EXERCISE DIRECTIONS: Every line must be returned precisely as it is written.

Data records:
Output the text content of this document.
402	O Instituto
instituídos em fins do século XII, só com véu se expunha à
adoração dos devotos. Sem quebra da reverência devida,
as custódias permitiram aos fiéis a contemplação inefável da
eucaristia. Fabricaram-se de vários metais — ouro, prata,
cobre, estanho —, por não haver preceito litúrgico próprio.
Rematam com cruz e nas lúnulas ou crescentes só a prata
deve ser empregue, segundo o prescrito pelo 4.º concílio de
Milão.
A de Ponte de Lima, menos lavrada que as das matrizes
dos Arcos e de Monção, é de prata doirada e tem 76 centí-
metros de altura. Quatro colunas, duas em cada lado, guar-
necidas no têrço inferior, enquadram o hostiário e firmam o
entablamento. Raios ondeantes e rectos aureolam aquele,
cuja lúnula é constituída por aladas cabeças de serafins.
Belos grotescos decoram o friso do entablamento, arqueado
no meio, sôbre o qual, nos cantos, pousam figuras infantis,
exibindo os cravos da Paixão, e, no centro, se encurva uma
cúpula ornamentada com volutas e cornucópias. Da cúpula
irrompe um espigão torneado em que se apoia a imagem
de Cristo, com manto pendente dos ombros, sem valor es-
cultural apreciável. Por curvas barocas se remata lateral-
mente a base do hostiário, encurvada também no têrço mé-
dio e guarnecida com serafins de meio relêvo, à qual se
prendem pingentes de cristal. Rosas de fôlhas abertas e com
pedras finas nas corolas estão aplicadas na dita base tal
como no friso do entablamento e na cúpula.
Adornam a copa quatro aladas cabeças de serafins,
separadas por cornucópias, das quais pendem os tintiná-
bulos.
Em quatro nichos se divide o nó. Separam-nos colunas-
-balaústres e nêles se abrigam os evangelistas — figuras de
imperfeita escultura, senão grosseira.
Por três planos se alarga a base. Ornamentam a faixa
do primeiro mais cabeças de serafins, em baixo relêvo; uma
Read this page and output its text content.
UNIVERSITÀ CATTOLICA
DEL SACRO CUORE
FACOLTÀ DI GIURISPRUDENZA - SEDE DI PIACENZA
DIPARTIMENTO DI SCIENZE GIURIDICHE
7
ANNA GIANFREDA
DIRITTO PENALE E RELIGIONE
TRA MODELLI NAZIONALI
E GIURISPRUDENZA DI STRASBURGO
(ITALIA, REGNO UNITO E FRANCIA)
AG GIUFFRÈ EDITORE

ANSWER TO THE TASK:
Output the text content of this document.
402	O Instituto
instituídos em fins do século XII, só com véu se expunha à
adoração dos devotos. Sem quebra da reverência devida,
as custódias permitiram aos fiéis a contemplação inefável da
eucaristia. Fabricaram-se de vários metais — ouro, prata,
cobre, estanho —, por não haver preceito litúrgico próprio.
Rematam com cruz e nas lúnulas ou crescentes só a prata
deve ser empregue, segundo o prescrito pelo 4.º concílio de
Milão.
A de Ponte de Lima, menos lavrada que as das matrizes
dos Arcos e de Monção, é de prata doirada e tem 76 centí-
metros de altura. Quatro colunas, duas em cada lado, guar-
necidas no têrço inferior, enquadram o hostiário e firmam o
entablamento. Raios ondeantes e rectos aureolam aquele,
cuja lúnula é constituída por aladas cabeças de serafins.
Belos grotescos decoram o friso do entablamento, arqueado
no meio, sôbre o qual, nos cantos, pousam figuras infantis,
exibindo os cravos da Paixão, e, no centro, se encurva uma
cúpula ornamentada com volutas e cornucópias. Da cúpula
irrompe um espigão torneado em que se apoia a imagem
de Cristo, com manto pendente dos ombros, sem valor es-
cultural apreciável. Por curvas barocas se remata lateral-
mente a base do hostiário, encurvada também no têrço mé-
dio e guarnecida com serafins de meio relêvo, à qual se
prendem pingentes de cristal. Rosas de fôlhas abertas e com
pedras finas nas corolas estão aplicadas na dita base tal
como no friso do entablamento e na cúpula.
Adornam a copa quatro aladas cabeças de serafins,
separadas por cornucópias, das quais pendem os tintiná-
bulos.
Em quatro nichos se divide o nó. Separam-nos colunas-
-balaústres e nêles se abrigam os evangelistas — figuras de
imperfeita escultura, senão grosseira.
Por três planos se alarga a base. Ornamentam a faixa
do primeiro mais cabeças de serafins, em baixo relêvo; uma
Read this page and output its text content.
UNIVERSITÀ CATTOLICA
DEL SACRO CUORE
FACOLTÀ DI GIURISPRUDENZA - SEDE DI PIACENZA
DIPARTIMENTO DI SCIENZE GIURIDICHE
7
ANNA GIANFREDA
DIRITTO PENALE E RELIGIONE
TRA MODELLI NAZIONALI
E GIURISPRUDENZA DI STRASBURGO
(ITALIA, REGNO UNITO E FRANCIA)
AG GIUFFRÈ EDITORE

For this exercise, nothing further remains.